Would you output the whole listing below, exactly as it reads?

**********

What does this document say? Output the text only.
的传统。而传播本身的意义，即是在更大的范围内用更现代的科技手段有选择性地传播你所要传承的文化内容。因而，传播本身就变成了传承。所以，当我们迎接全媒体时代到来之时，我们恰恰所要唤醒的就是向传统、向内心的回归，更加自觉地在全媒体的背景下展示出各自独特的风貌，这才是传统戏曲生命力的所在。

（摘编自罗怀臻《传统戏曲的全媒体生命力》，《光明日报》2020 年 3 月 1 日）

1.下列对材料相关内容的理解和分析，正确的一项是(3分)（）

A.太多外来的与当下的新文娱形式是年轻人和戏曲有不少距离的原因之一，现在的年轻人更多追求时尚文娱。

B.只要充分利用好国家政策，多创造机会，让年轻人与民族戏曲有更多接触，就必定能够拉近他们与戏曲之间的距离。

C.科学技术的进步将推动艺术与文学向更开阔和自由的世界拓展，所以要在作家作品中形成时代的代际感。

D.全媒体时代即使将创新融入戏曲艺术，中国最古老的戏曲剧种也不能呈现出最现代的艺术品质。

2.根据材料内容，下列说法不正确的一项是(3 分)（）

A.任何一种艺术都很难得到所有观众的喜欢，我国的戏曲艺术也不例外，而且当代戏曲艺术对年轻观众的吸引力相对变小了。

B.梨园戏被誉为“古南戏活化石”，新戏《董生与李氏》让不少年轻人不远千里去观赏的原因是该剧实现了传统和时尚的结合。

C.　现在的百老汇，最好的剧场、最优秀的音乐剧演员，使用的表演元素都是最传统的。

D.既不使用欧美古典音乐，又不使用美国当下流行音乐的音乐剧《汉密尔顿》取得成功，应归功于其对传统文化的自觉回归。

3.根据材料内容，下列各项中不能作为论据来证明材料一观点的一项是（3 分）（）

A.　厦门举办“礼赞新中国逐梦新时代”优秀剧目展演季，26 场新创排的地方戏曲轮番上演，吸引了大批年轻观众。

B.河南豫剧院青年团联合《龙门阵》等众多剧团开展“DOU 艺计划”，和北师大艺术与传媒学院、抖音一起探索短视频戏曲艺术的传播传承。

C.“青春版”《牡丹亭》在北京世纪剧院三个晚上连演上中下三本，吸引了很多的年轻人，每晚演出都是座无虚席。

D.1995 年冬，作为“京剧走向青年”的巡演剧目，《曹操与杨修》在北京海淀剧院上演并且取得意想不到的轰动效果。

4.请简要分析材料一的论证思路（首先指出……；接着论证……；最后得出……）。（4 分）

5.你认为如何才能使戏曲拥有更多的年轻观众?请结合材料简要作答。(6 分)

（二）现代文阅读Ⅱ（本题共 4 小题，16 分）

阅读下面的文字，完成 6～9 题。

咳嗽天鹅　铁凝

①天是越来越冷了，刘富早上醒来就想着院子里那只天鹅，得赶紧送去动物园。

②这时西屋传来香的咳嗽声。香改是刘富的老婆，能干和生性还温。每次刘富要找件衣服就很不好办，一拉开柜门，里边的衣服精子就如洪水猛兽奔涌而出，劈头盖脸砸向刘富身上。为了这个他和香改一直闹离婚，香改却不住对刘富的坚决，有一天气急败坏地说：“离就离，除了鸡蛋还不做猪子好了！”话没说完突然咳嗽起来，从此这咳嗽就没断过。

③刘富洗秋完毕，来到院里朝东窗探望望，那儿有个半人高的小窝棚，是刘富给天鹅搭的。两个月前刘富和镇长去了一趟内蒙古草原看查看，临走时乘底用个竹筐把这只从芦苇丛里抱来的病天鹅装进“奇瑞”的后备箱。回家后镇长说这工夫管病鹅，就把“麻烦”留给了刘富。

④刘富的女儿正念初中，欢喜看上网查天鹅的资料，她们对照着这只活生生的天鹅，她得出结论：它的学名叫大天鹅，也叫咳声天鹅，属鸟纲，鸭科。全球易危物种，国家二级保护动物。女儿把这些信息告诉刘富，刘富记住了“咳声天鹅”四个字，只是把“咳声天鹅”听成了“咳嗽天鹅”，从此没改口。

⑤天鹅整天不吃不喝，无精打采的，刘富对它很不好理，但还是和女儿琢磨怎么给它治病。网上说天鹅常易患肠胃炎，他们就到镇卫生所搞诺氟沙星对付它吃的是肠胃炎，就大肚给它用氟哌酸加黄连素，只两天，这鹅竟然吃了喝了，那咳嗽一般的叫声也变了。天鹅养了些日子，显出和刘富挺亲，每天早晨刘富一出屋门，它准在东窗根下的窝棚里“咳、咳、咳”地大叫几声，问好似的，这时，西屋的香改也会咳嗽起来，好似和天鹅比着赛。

**********

■ Output of the exercise ■
What does this document say? Output the text only.
的传统。而传播本身的意义，即是在更大的范围内用更现代的科技手段有选择性地传播你所要传承的文化内容。因而，传播本身就变成了传承。所以，当我们迎接全媒体时代到来之时，我们恰恰所要唤醒的就是向传统、向内心的回归，更加自觉地在全媒体的背景下展示出各自独特的风貌，这才是传统戏曲生命力的所在。

（摘编自罗怀臻《传统戏曲的全媒体生命力》，《光明日报》2020 年 3 月 1 日）

1.下列对材料相关内容的理解和分析，正确的一项是(3分)（）

A.太多外来的与当下的新文娱形式是年轻人和戏曲有不少距离的原因之一，现在的年轻人更多追求时尚文娱。

B.只要充分利用好国家政策，多创造机会，让年轻人与民族戏曲有更多接触，就必定能够拉近他们与戏曲之间的距离。

C.科学技术的进步将推动艺术与文学向更开阔和自由的世界拓展，所以要在作家作品中形成时代的代际感。

D.全媒体时代即使将创新融入戏曲艺术，中国最古老的戏曲剧种也不能呈现出最现代的艺术品质。

2.根据材料内容，下列说法不正确的一项是(3 分)（）

A.任何一种艺术都很难得到所有观众的喜欢，我国的戏曲艺术也不例外，而且当代戏曲艺术对年轻观众的吸引力相对变小了。

B.梨园戏被誉为“古南戏活化石”，新戏《董生与李氏》让不少年轻人不远千里去观赏的原因是该剧实现了传统和时尚的结合。

C.　现在的百老汇，最好的剧场、最优秀的音乐剧演员，使用的表演元素都是最传统的。

D.既不使用欧美古典音乐，又不使用美国当下流行音乐的音乐剧《汉密尔顿》取得成功，应归功于其对传统文化的自觉回归。

3.根据材料内容，下列各项中不能作为论据来证明材料一观点的一项是（3 分）（）

A.　厦门举办“礼赞新中国逐梦新时代”优秀剧目展演季，26 场新创排的地方戏曲轮番上演，吸引了大批年轻观众。

B.河南豫剧院青年团联合《龙门阵》等众多剧团开展“DOU 艺计划”，和北师大艺术与传媒学院、抖音一起探索短视频戏曲艺术的传播传承。

C.“青春版”《牡丹亭》在北京世纪剧院三个晚上连演上中下三本，吸引了很多的年轻人，每晚演出都是座无虚席。

D.1995 年冬，作为“京剧走向青年”的巡演剧目，《曹操与杨修》在北京海淀剧院上演并且取得意想不到的轰动效果。

4.请简要分析材料一的论证思路（首先指出……；接着论证……；最后得出……）。（4 分）

5.你认为如何才能使戏曲拥有更多的年轻观众?请结合材料简要作答。(6 分)

（二）现代文阅读Ⅱ（本题共 4 小题，16 分）

阅读下面的文字，完成 6～9 题。

咳嗽天鹅　铁凝

①天是越来越冷了，刘富早上醒来就想着院子里那只天鹅，得赶紧送去动物园。

②这时西屋传来香的咳嗽声。香改是刘富的老婆，能干和生性还温。每次刘富要找件衣服就很不好办，一拉开柜门，里边的衣服精子就如洪水猛兽奔涌而出，劈头盖脸砸向刘富身上。为了这个他和香改一直闹离婚，香改却不住对刘富的坚决，有一天气急败坏地说：“离就离，除了鸡蛋还不做猪子好了！”话没说完突然咳嗽起来，从此这咳嗽就没断过。

③刘富洗秋完毕，来到院里朝东窗探望望，那儿有个半人高的小窝棚，是刘富给天鹅搭的。两个月前刘富和镇长去了一趟内蒙古草原看查看，临走时乘底用个竹筐把这只从芦苇丛里抱来的病天鹅装进“奇瑞”的后备箱。回家后镇长说这工夫管病鹅，就把“麻烦”留给了刘富。

④刘富的女儿正念初中，欢喜看上网查天鹅的资料，她们对照着这只活生生的天鹅，她得出结论：它的学名叫大天鹅，也叫咳声天鹅，属鸟纲，鸭科。全球易危物种，国家二级保护动物。女儿把这些信息告诉刘富，刘富记住了“咳声天鹅”四个字，只是把“咳声天鹅”听成了“咳嗽天鹅”，从此没改口。

⑤天鹅整天不吃不喝，无精打采的，刘富对它很不好理，但还是和女儿琢磨怎么给它治病。网上说天鹅常易患肠胃炎，他们就到镇卫生所搞诺氟沙星对付它吃的是肠胃炎，就大肚给它用氟哌酸加黄连素，只两天，这鹅竟然吃了喝了，那咳嗽一般的叫声也变了。天鹅养了些日子，显出和刘富挺亲，每天早晨刘富一出屋门，它准在东窗根下的窝棚里“咳、咳、咳”地大叫几声，问好似的，这时，西屋的香改也会咳嗽起来，好似和天鹅比着赛。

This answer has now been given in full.